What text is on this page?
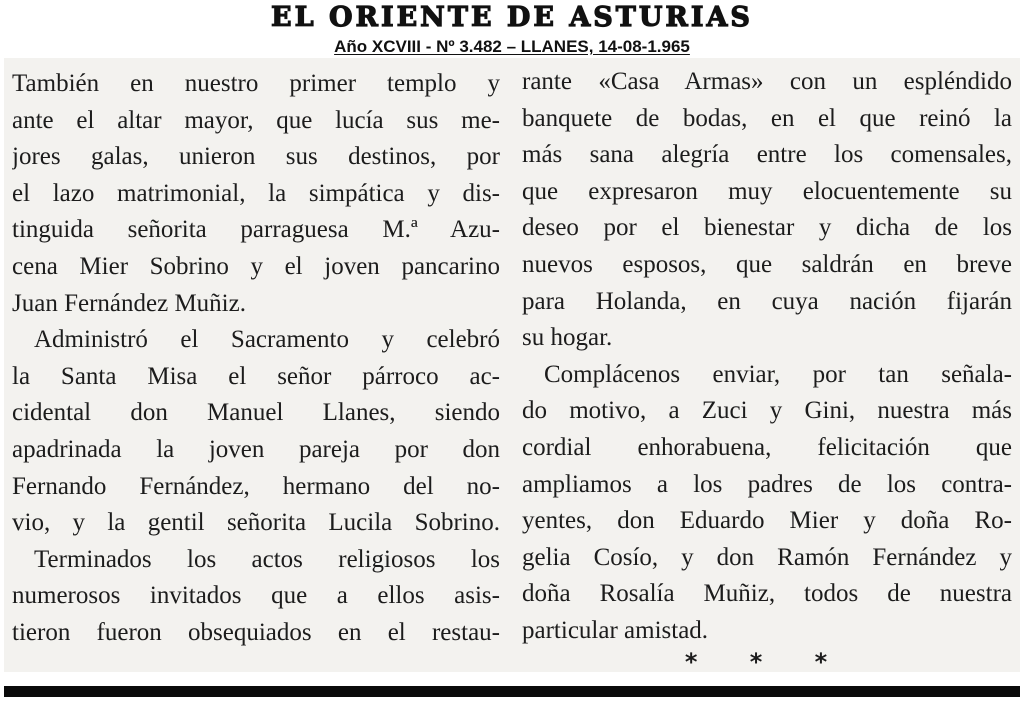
EL ORIENTE DE ASTURIAS
Año XCVIII - Nº 3.482 – LLANES, 14-08-1.965
También en nuestro primer templo y
ante el altar mayor, que lucía sus me-
jores galas, unieron sus destinos, por
el lazo matrimonial, la simpática y dis-
tinguida señorita parraguesa M.ª Azu-
cena Mier Sobrino y el joven pancarino
Juan Fernández Muñiz.
Administró el Sacramento y celebró
la Santa Misa el señor párroco ac-
cidental don Manuel Llanes, siendo
apadrinada la joven pareja por don
Fernando Fernández, hermano del no-
vio, y la gentil señorita Lucila Sobrino.
Terminados los actos religiosos los
numerosos invitados que a ellos asis-
tieron fueron obsequiados en el restau-
rante «Casa Armas» con un espléndido
banquete de bodas, en el que reinó la
más sana alegría entre los comensales,
que expresaron muy elocuentemente su
deseo por el bienestar y dicha de los
nuevos esposos, que saldrán en breve
para Holanda, en cuya nación fijarán
su hogar.
Complácenos enviar, por tan señala-
do motivo, a Zuci y Gini, nuestra más
cordial enhorabuena, felicitación que
ampliamos a los padres de los contra-
yentes, don Eduardo Mier y doña Ro-
gelia Cosío, y don Ramón Fernández y
doña Rosalía Muñiz, todos de nuestra
particular amistad.
* * *
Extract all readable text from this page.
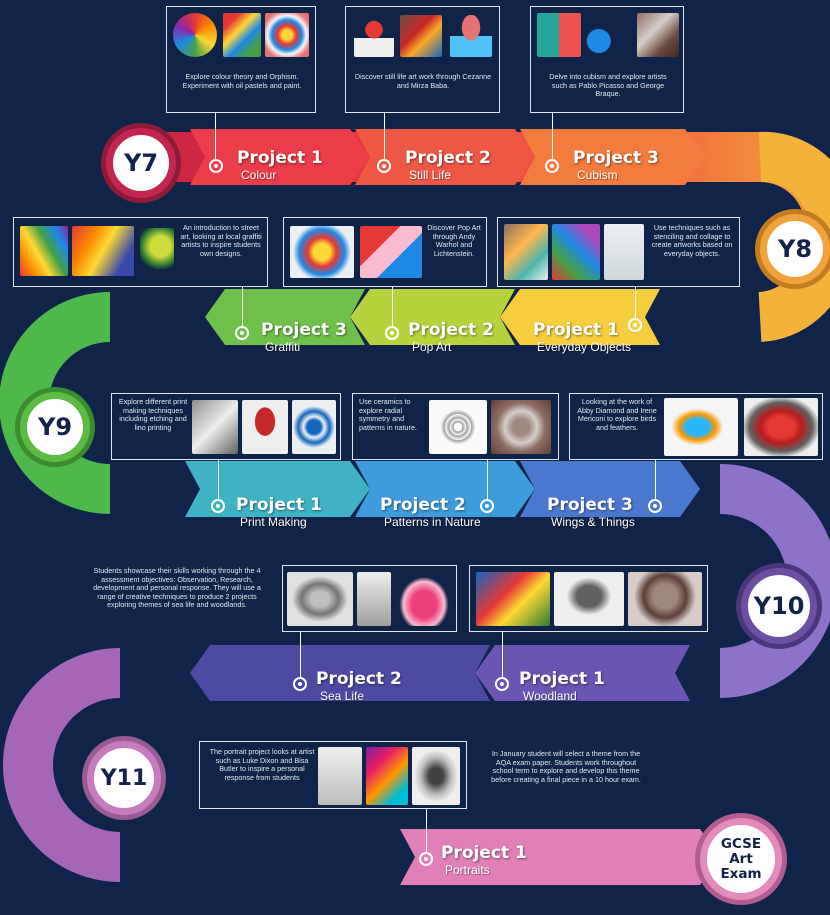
Y7
Y8
Y9
Y10
Y11
GCSE Art Exam
Project 1
Colour
Project 2
Still Life
Project 3
Cubism
Explore colour theory and Orphism. Experiment with oil pastels and paint.
Discover still life art work through Cezanne and Mirza Baba.
Delve into cubism and explore artists such as Pablo Picasso and George Braque.
An introduction to street art, looking at local graffiti artists to inspire students own designs.
Discover Pop Art through Andy Warhol and Lichtenstein.
Use techniques such as stenciling and collage to create artworks based on everyday objects.
Project 3
Graffiti
Project 2
Pop Art
Project 1
Everyday Objects
Explore different print making techniques including etching and lino printing
Use ceramics to explore radial symmetry and patterns in nature.
Looking at the work of Abby Diamond and Irene Mericoni to explore birds and feathers.
Project 1
Print Making
Project 2
Patterns in Nature
Project 3
Wings & Things
Students showcase their skills working through the 4 assessment objectives: Observation, Research, development and personal response. They will use a range of creative techniques to produce 2 projects exploring themes of sea life and woodlands.
Project 2
Sea Life
Project 1
Woodland
The portrait project looks at artist such as Luke Dixon and Bisa Butler to inspire a personal response from students
In January student will select a theme from the AQA exam paper. Students work throughout school term to explore and develop this theme before creating a final piece in a 10 hour exam.
Project 1
Portraits
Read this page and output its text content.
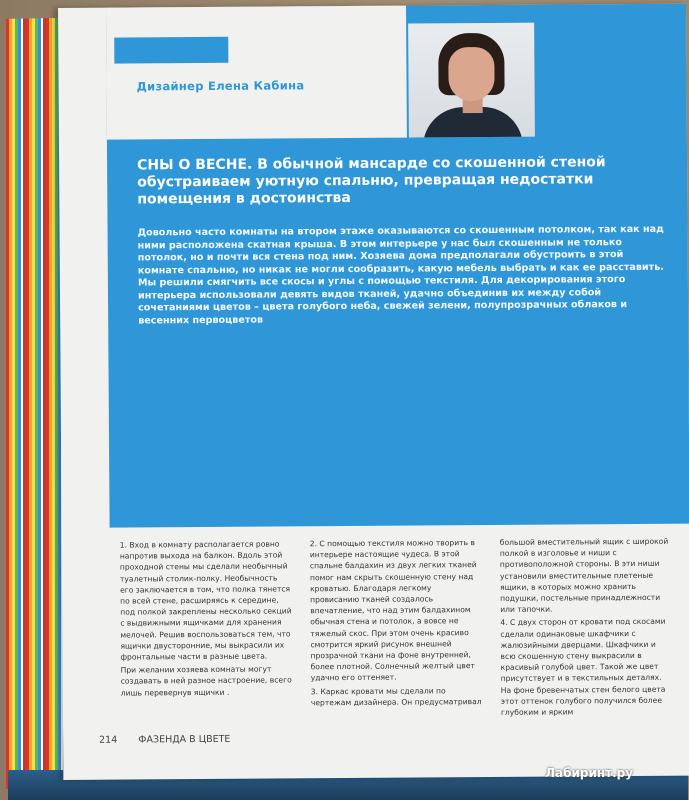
Дизайнер Елена Кабина
СНЫ О ВЕСНЕ. В обычной мансарде со скошенной стеной обустраиваем уютную спальню, превращая недостатки помещения в достоинства
Довольно часто комнаты на втором этаже оказываются со скошенным потолком, так как над ними расположена скатная крыша. В этом интерьере у нас был скошенным не только потолок, но и почти вся стена под ним. Хозяева дома предполагали обустроить в этой комнате спальню, но никак не могли сообразить, какую мебель выбрать и как ее расставить. Мы решили смягчить все скосы и углы с помощью текстиля. Для декорирования этого интерьера использовали девять видов тканей, удачно объединив их между собой сочетаниями цветов – цвета голубого неба, свежей зелени, полупрозрачных облаков и весенних первоцветов

1. Вход в комнату располагается ровно напротив выхода на балкон. Вдоль этой проходной стены мы сделали необычный туалетный столик-полку. Необычность его заключается в том, что полка тянется по всей стене, расширяясь к середине, под полкой закреплены несколько секций с выдвижными ящичками для хранения мелочей. Решив воспользоваться тем, что ящички двусторонние, мы выкрасили их фронтальные части в разные цвета.

При желании хозяева комнаты могут создавать в ней разное настроение, всего лишь перевернув ящички .

2. С помощью текстиля можно творить в интерьере настоящие чудеса. В этой спальне балдахин из двух легких тканей помог нам скрыть скошенную стену над кроватью. Благодаря легкому провисанию тканей создалось впечатление, что над этим балдахином обычная стена и потолок, а вовсе не тяжелый скос. При этом очень красиво смотрится яркий рисунок внешней прозрачной ткани на фоне внутренней, более плотной. Солнечный желтый цвет удачно его оттеняет.

3. Каркас кровати мы сделали по чертежам дизайнера. Он предусматривал

большой вместительный ящик с широкой полкой в изголовье и ниши с противоположной стороны. В эти ниши установили вместительные плетеные ящики, в которых можно хранить подушки, постельные принадлежности или тапочки.

4. С двух сторон от кровати под скосами сделали одинаковые шкафчики с жалюзийными дверцами. Шкафчики и всю скошенную стену выкрасили в красивый голубой цвет. Такой же цвет присутствует и в текстильных деталях. На фоне бревенчатых стен белого цвета этот оттенок голубого получился более глубоким и ярким

214 ФАЗЕНДА В ЦВЕТЕ
Лабиринт.ру
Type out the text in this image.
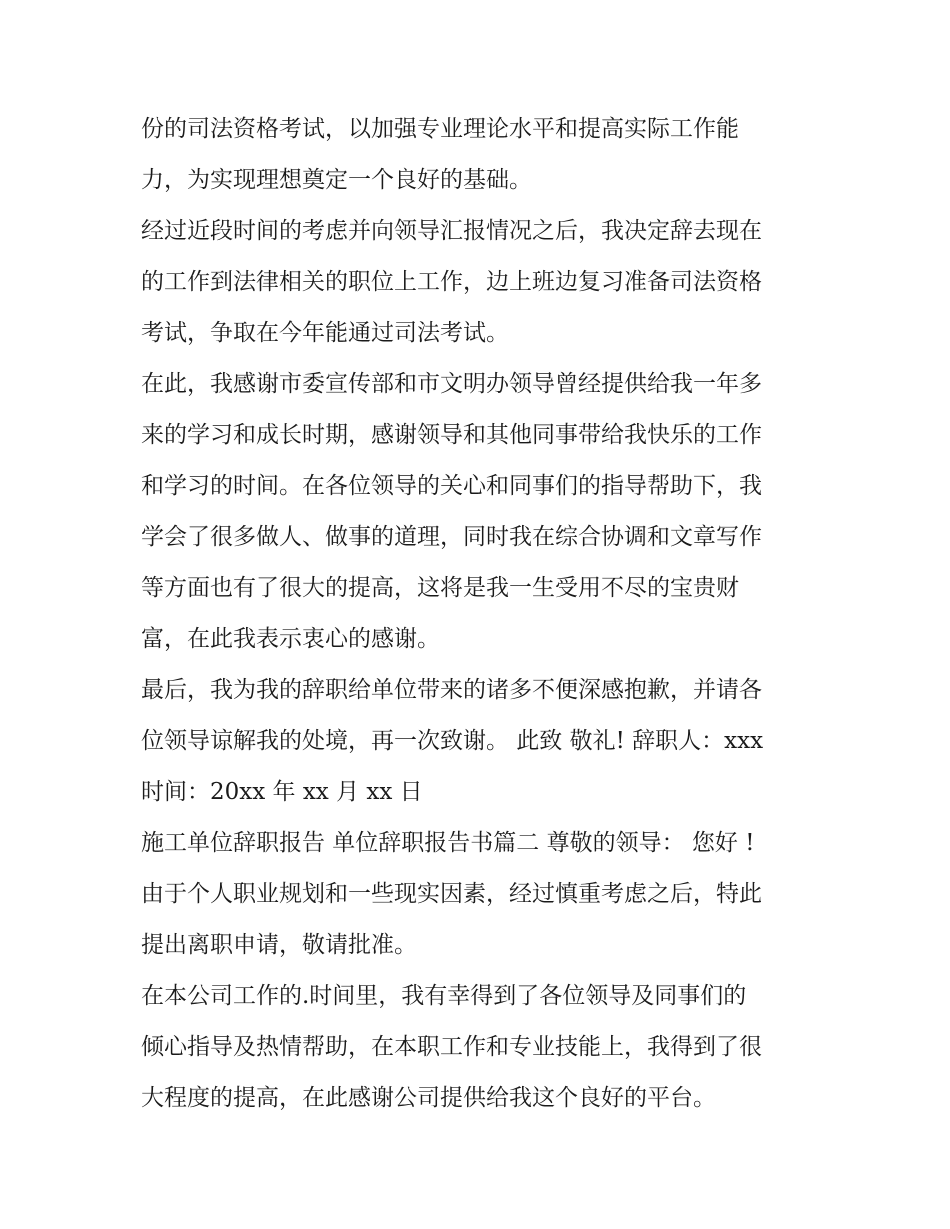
份的司法资格考试，以加强专业理论水平和提高实际工作能
力，为实现理想奠定一个良好的基础。
经过近段时间的考虑并向领导汇报情况之后，我决定辞去现在
的工作到法律相关的职位上工作，边上班边复习准备司法资格
考试，争取在今年能通过司法考试。
在此，我感谢市委宣传部和市文明办领导曾经提供给我一年多
来的学习和成长时期，感谢领导和其他同事带给我快乐的工作
和学习的时间。在各位领导的关心和同事们的指导帮助下，我
学会了很多做人、做事的道理，同时我在综合协调和文章写作
等方面也有了很大的提高，这将是我一生受用不尽的宝贵财
富，在此我表示衷心的感谢。
最后，我为我的辞职给单位带来的诸多不便深感抱歉，并请各
位领导谅解我的处境，再一次致谢。 此致 敬礼! 辞职人：xxx
时间：20xx 年 xx 月 xx 日
施工单位辞职报告 单位辞职报告书篇二 尊敬的领导： 您好 !
由于个人职业规划和一些现实因素，经过慎重考虑之后，特此
提出离职申请，敬请批准。
在本公司工作的.时间里，我有幸得到了各位领导及同事们的
倾心指导及热情帮助，在本职工作和专业技能上，我得到了很
大程度的提高，在此感谢公司提供给我这个良好的平台。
○ ○ ○
* [Your objective]: From the listing above, find the number of lines with the word "ящички" in them. Answer with the number only.

* [Output for this exercise]: 2